>> BEGIN Data for the task

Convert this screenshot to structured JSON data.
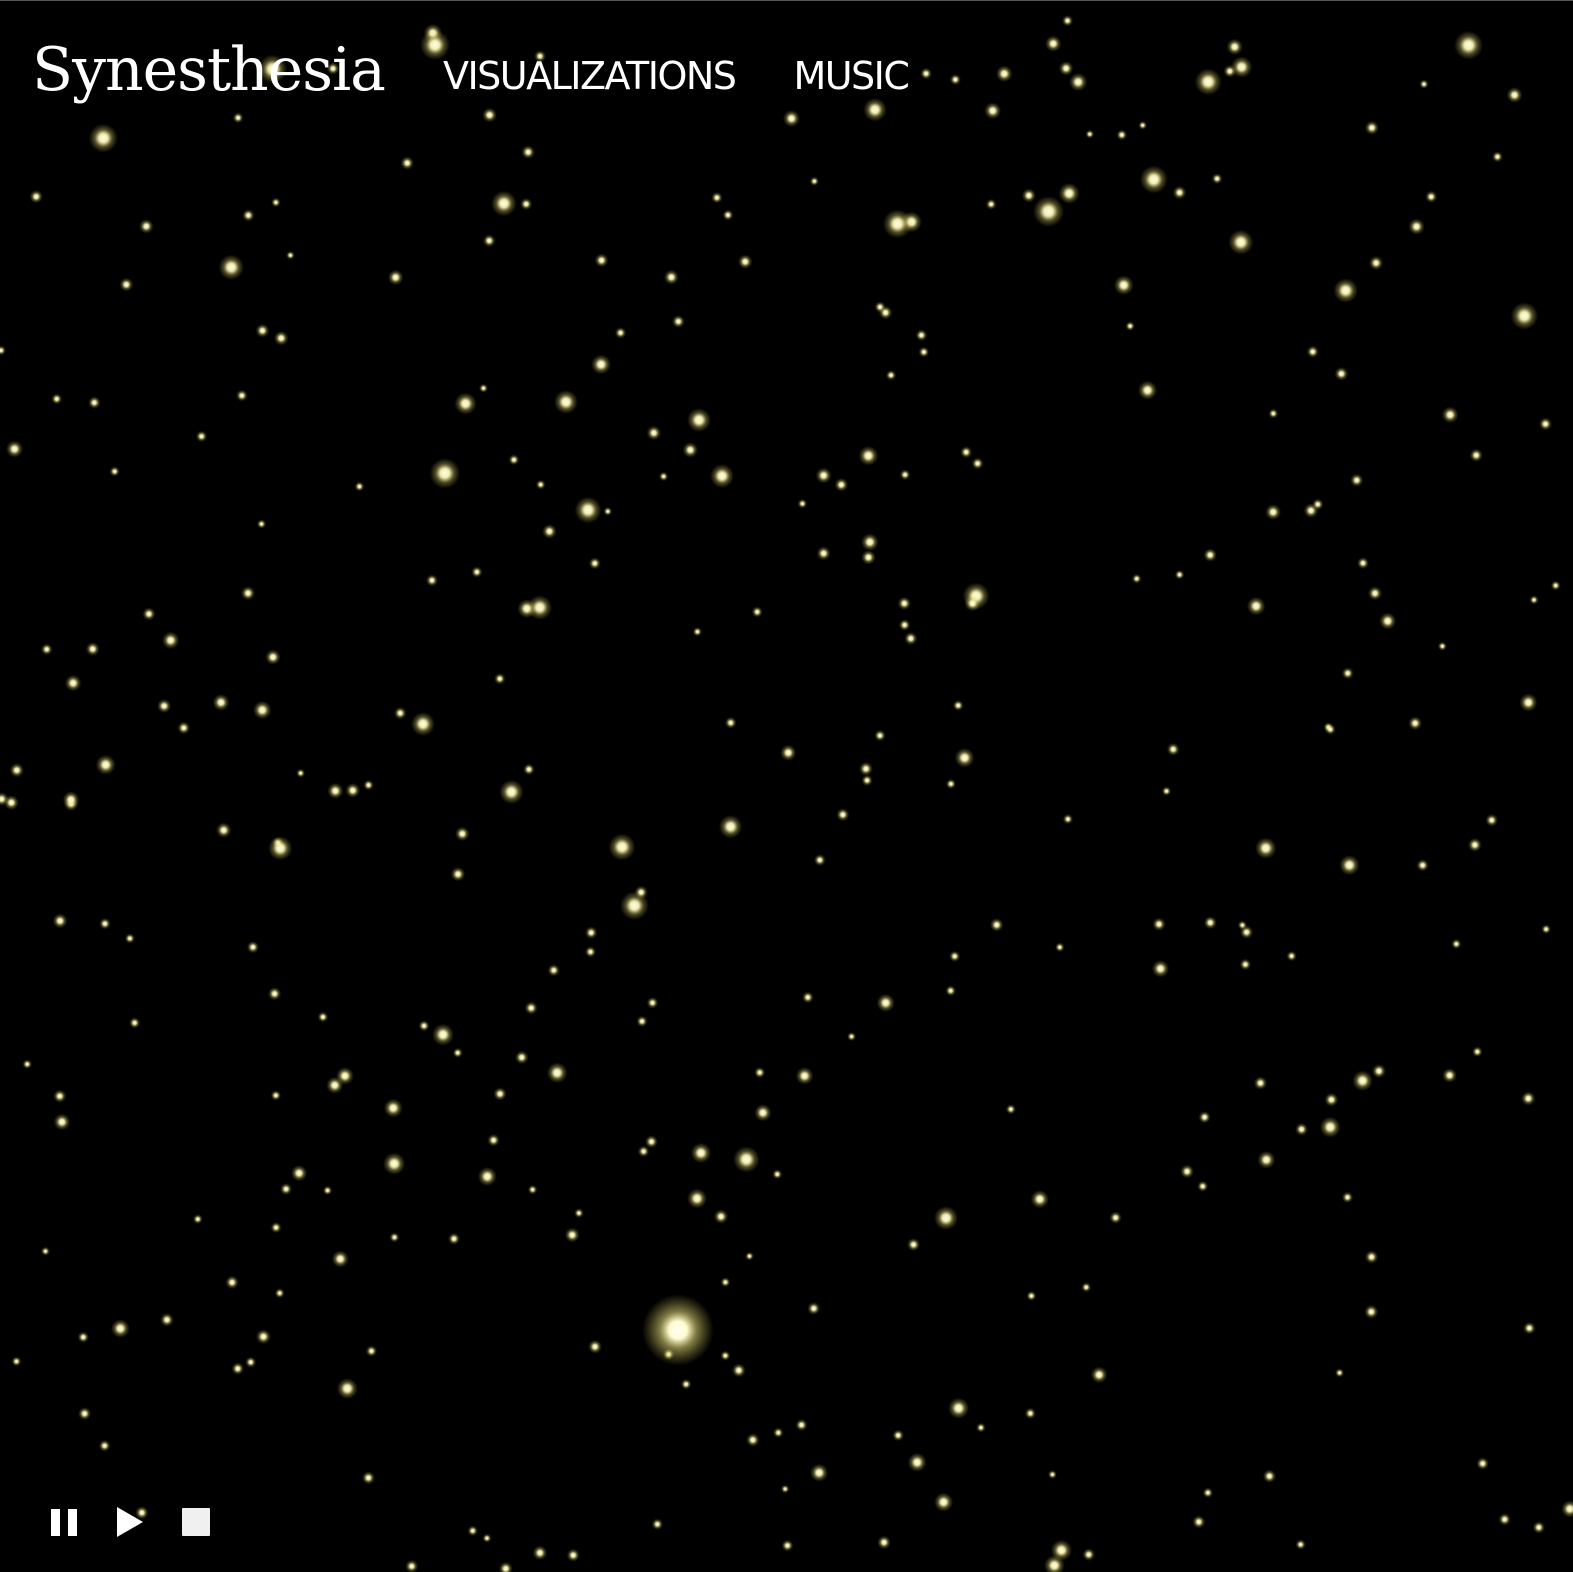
{
  "header": {
    "brand": "Synesthesia",
    "nav": [
      {
        "label": "VISUALIZATIONS"
      },
      {
        "label": "MUSIC"
      }
    ]
  },
  "canvas": {
    "background": "#000000",
    "star_color": "#fff7b0"
  },
  "controls": {
    "pause_icon": "pause-icon",
    "play_icon": "play-icon",
    "stop_icon": "stop-icon"
  }
}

>> END Data for the task

### Your instructions:
The data above needs to be retyped exactly, with the images left out.

### Finished exercise:
Convert this screenshot to structured JSON data.
{
  "header": {
    "brand": "Synesthesia",
    "nav": [
      {
        "label": "VISUALIZATIONS"
      },
      {
        "label": "MUSIC"
      }
    ]
  },
  "canvas": {
    "background": "#000000",
    "star_color": "#fff7b0"
  },
  "controls": {
    "pause_icon": "pause-icon",
    "play_icon": "play-icon",
    "stop_icon": "stop-icon"
  }
}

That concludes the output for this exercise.